■ AIM OF THE EXERCISE
Put each line of the items below into a Markdown table with the columns Row and Line, numbering the rows and skipping blank lines. Leave the pictures out.

■ GIVEN DATA
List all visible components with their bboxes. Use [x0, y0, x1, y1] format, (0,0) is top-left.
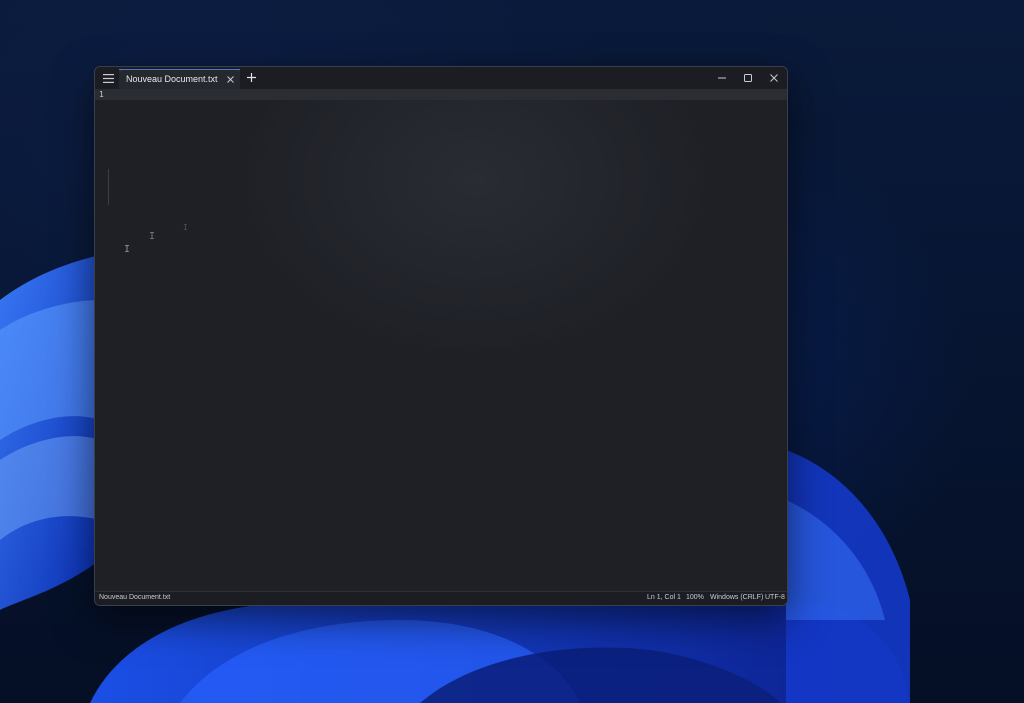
tab-close-button[interactable]: [225, 74, 236, 85]
status-line-ending[interactable]: Windows (CRLF): [710, 594, 763, 601]
close-icon: [770, 74, 778, 82]
tab-nouveau-document[interactable]: Nouveau Document.txt: [119, 69, 240, 89]
hamburger-icon: [102, 73, 114, 83]
text-editor-area[interactable]: 1 I I I: [95, 89, 787, 591]
title-bar: Nouveau Document.txt: [95, 67, 787, 89]
status-bar: Nouveau Document.txt Ln 1, Col 1 100% Wi…: [95, 591, 787, 605]
status-encoding[interactable]: UTF-8: [765, 594, 785, 601]
minimize-button[interactable]: [714, 70, 730, 86]
minimize-icon: [718, 77, 726, 79]
status-zoom[interactable]: 100%: [686, 594, 704, 601]
tab-label: Nouveau Document.txt: [126, 74, 218, 84]
new-tab-button[interactable]: [244, 70, 258, 84]
status-cursor-position[interactable]: Ln 1, Col 1: [647, 594, 681, 601]
maximize-icon: [744, 74, 752, 82]
gutter-marker: [108, 169, 109, 205]
menu-button[interactable]: [100, 70, 116, 86]
current-line-highlight: [95, 89, 787, 100]
plus-icon: [246, 72, 256, 82]
close-icon: [227, 76, 234, 83]
line-number: 1: [99, 90, 104, 99]
text-cursor-icon: I: [149, 231, 156, 242]
close-window-button[interactable]: [766, 70, 782, 86]
notepad-window: Nouveau Document.txt 1 I I I Nouveau Doc…: [94, 66, 788, 606]
status-file-name: Nouveau Document.txt: [99, 594, 171, 601]
maximize-button[interactable]: [740, 70, 756, 86]
active-tab-indicator: [119, 69, 240, 70]
text-cursor-icon: I: [124, 244, 131, 255]
text-cursor-icon: I: [183, 223, 188, 232]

■ WRITTEN ANSWER
| Row | Line |
|---|---|
| 1 | List all visible components with their bboxes. Use [x0, y0, x1, y1] format, (0,0) is top-left. |
| 2 | tab-close-button[interactable]: [225, 74, 236, 85] |
| 3 | status-line-ending[interactable]: Windows (CRLF): [710, 594, 763, 601] |
| 4 | close-icon: [770, 74, 778, 82] |
| 5 | tab-nouveau-document[interactable]: Nouveau Document.txt: [119, 69, 240, 89] |
| 6 | hamburger-icon: [102, 73, 114, 83] |
| 7 | text-editor-area[interactable]: 1 I I I: [95, 89, 787, 591] |
| 8 | title-bar: Nouveau Document.txt: [95, 67, 787, 89] |
| 9 | status-bar: Nouveau Document.txt Ln 1, Col 1 100% Wi…: [95, 591, 787, 605] |
| 10 | status-encoding[interactable]: UTF-8: [765, 594, 785, 601] |
| 11 | minimize-button[interactable]: [714, 70, 730, 86] |
| 12 | minimize-icon: [718, 77, 726, 79] |
| 13 | status-zoom[interactable]: 100%: [686, 594, 704, 601] |
| 14 | tab-label: Nouveau Document.txt: [126, 74, 218, 84] |
| 15 | new-tab-button[interactable]: [244, 70, 258, 84] |
| 16 | status-cursor-position[interactable]: Ln 1, Col 1: [647, 594, 681, 601] |
| 17 | maximize-icon: [744, 74, 752, 82] |
| 18 | gutter-marker: [108, 169, 109, 205] |
| 19 | menu-button[interactable]: [100, 70, 116, 86] |
| 20 | current-line-highlight: [95, 89, 787, 100] |
| 21 | plus-icon: [246, 72, 256, 82] |
| 22 | close-icon: [227, 76, 234, 83] |
| 23 | line-number: 1: [99, 90, 104, 99] |
| 24 | text-cursor-icon: I: [149, 231, 156, 242] |
| 25 | close-window-button[interactable]: [766, 70, 782, 86] |
| 26 | notepad-window: Nouveau Document.txt 1 I I I Nouveau Doc…: [94, 66, 788, 606] |
| 27 | status-file-name: Nouveau Document.txt: [99, 594, 171, 601] |
| 28 | maximize-button[interactable]: [740, 70, 756, 86] |
| 29 | active-tab-indicator: [119, 69, 240, 70] |
| 30 | text-cursor-icon: I: [124, 244, 131, 255] |
| 31 | text-cursor-icon: I: [183, 223, 188, 232] |